## OBJECTIVE
Could every line of the data be printed exactly as it reads?

## SUPPLIED INFORMATION
********

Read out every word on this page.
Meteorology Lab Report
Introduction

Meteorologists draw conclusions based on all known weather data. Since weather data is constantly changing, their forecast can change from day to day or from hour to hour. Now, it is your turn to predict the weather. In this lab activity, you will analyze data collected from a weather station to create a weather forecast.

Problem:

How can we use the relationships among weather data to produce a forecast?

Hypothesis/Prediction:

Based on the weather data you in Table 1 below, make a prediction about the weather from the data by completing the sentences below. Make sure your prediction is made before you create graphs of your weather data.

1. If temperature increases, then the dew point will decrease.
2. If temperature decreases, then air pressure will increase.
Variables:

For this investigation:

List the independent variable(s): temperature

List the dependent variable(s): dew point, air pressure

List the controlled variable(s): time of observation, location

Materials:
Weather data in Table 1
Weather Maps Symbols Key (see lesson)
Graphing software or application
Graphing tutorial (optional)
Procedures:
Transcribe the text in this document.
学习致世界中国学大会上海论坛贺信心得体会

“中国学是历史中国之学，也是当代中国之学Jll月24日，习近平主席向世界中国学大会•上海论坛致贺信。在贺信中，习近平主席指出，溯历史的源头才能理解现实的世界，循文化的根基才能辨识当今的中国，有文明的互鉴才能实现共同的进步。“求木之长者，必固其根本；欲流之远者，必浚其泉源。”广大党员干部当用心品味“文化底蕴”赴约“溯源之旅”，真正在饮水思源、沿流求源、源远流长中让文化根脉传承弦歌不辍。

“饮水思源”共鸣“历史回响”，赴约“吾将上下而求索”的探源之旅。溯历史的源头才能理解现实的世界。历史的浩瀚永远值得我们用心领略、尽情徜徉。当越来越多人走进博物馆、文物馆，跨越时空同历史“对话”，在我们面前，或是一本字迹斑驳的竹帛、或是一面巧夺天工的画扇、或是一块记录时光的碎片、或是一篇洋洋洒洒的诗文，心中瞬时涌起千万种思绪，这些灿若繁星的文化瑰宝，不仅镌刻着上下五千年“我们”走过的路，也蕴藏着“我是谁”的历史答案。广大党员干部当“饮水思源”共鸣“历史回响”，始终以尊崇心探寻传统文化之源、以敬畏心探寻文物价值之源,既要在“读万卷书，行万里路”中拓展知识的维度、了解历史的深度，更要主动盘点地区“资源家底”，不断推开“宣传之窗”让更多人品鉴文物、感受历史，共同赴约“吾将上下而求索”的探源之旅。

********

## WRITTEN SOLUTION
Read out every word on this page.
Meteorology Lab Report
Introduction

Meteorologists draw conclusions based on all known weather data. Since weather data is constantly changing, their forecast can change from day to day or from hour to hour. Now, it is your turn to predict the weather. In this lab activity, you will analyze data collected from a weather station to create a weather forecast.

Problem:

How can we use the relationships among weather data to produce a forecast?

Hypothesis/Prediction:

Based on the weather data you in Table 1 below, make a prediction about the weather from the data by completing the sentences below. Make sure your prediction is made before you create graphs of your weather data.

1. If temperature increases, then the dew point will decrease.
2. If temperature decreases, then air pressure will increase.
Variables:

For this investigation:

List the independent variable(s): temperature

List the dependent variable(s): dew point, air pressure

List the controlled variable(s): time of observation, location

Materials:
Weather data in Table 1
Weather Maps Symbols Key (see lesson)
Graphing software or application
Graphing tutorial (optional)
Procedures:
Transcribe the text in this document.
学习致世界中国学大会上海论坛贺信心得体会

“中国学是历史中国之学，也是当代中国之学Jll月24日，习近平主席向世界中国学大会•上海论坛致贺信。在贺信中，习近平主席指出，溯历史的源头才能理解现实的世界，循文化的根基才能辨识当今的中国，有文明的互鉴才能实现共同的进步。“求木之长者，必固其根本；欲流之远者，必浚其泉源。”广大党员干部当用心品味“文化底蕴”赴约“溯源之旅”，真正在饮水思源、沿流求源、源远流长中让文化根脉传承弦歌不辍。

“饮水思源”共鸣“历史回响”，赴约“吾将上下而求索”的探源之旅。溯历史的源头才能理解现实的世界。历史的浩瀚永远值得我们用心领略、尽情徜徉。当越来越多人走进博物馆、文物馆，跨越时空同历史“对话”，在我们面前，或是一本字迹斑驳的竹帛、或是一面巧夺天工的画扇、或是一块记录时光的碎片、或是一篇洋洋洒洒的诗文，心中瞬时涌起千万种思绪，这些灿若繁星的文化瑰宝，不仅镌刻着上下五千年“我们”走过的路，也蕴藏着“我是谁”的历史答案。广大党员干部当“饮水思源”共鸣“历史回响”，始终以尊崇心探寻传统文化之源、以敬畏心探寻文物价值之源,既要在“读万卷书，行万里路”中拓展知识的维度、了解历史的深度，更要主动盘点地区“资源家底”，不断推开“宣传之窗”让更多人品鉴文物、感受历史，共同赴约“吾将上下而求索”的探源之旅。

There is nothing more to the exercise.